* [SET EXERCISE]:
Your task is to output all the records below, word for word.

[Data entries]
--- BEGIN ---

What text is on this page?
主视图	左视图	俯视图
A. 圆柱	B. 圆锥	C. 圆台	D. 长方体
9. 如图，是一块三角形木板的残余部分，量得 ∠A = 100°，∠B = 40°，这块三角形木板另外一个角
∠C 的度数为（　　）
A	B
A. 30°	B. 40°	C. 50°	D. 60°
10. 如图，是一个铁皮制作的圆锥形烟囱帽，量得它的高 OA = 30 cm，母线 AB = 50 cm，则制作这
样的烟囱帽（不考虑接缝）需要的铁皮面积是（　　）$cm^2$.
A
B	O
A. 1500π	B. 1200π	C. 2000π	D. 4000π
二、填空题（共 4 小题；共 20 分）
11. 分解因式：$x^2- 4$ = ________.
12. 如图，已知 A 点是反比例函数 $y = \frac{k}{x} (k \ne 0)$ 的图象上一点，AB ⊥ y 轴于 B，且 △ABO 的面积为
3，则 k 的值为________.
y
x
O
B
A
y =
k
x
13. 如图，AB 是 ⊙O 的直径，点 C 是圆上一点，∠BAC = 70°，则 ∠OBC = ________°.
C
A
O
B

--- END ---

* [WRITTEN RESPONSE]:
What text is on this page?
主视图	左视图	俯视图
A. 圆柱	B. 圆锥	C. 圆台	D. 长方体
9. 如图，是一块三角形木板的残余部分，量得 ∠A = 100°，∠B = 40°，这块三角形木板另外一个角
∠C 的度数为（　　）
A	B
A. 30°	B. 40°	C. 50°	D. 60°
10. 如图，是一个铁皮制作的圆锥形烟囱帽，量得它的高 OA = 30 cm，母线 AB = 50 cm，则制作这
样的烟囱帽（不考虑接缝）需要的铁皮面积是（　　）$cm^2$.
A
B	O
A. 1500π	B. 1200π	C. 2000π	D. 4000π
二、填空题（共 4 小题；共 20 分）
11. 分解因式：$x^2- 4$ = ________.
12. 如图，已知 A 点是反比例函数 $y = \frac{k}{x} (k \ne 0)$ 的图象上一点，AB ⊥ y 轴于 B，且 △ABO 的面积为
3，则 k 的值为________.
y
x
O
B
A
y =
k
x
13. 如图，AB 是 ⊙O 的直径，点 C 是圆上一点，∠BAC = 70°，则 ∠OBC = ________°.
C
A
O
B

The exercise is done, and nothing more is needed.